* WHAT NEEDS TO BE DONE
Look for the string "this" in the lines and copy each line that has it.

--- RECORDS SUPPLIED ---

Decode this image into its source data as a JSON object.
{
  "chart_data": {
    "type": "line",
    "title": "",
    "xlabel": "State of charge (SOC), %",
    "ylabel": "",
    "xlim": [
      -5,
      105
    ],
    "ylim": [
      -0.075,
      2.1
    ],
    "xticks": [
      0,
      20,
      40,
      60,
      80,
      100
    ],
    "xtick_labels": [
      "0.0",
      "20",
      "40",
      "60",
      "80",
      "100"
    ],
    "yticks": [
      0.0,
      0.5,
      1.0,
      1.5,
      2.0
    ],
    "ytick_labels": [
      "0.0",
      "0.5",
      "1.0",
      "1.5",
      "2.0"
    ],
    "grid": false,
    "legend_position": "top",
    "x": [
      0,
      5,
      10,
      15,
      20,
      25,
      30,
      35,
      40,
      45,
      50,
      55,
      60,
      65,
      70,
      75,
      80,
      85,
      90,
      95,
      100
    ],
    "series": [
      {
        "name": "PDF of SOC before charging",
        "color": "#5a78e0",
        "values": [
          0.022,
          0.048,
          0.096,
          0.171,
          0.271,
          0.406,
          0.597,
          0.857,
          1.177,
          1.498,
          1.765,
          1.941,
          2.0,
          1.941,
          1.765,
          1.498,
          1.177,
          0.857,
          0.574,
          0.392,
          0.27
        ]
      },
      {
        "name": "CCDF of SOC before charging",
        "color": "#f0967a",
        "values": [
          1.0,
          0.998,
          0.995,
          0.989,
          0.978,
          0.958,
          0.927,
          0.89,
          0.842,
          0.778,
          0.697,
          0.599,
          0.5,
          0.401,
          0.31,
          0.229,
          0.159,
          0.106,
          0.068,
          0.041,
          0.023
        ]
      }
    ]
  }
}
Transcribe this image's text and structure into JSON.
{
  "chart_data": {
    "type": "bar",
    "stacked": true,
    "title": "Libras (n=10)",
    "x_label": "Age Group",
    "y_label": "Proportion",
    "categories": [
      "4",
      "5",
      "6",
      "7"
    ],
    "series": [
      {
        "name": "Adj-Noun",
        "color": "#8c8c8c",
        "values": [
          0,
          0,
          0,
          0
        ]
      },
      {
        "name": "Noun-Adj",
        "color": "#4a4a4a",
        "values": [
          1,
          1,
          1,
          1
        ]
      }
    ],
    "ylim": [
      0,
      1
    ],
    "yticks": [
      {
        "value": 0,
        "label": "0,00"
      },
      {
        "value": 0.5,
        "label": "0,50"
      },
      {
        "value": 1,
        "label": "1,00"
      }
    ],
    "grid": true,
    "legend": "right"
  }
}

---

* RESULT OF THE TASK
Decode this image into its source data as a JSON object.
Transcribe this image's text and structure into JSON.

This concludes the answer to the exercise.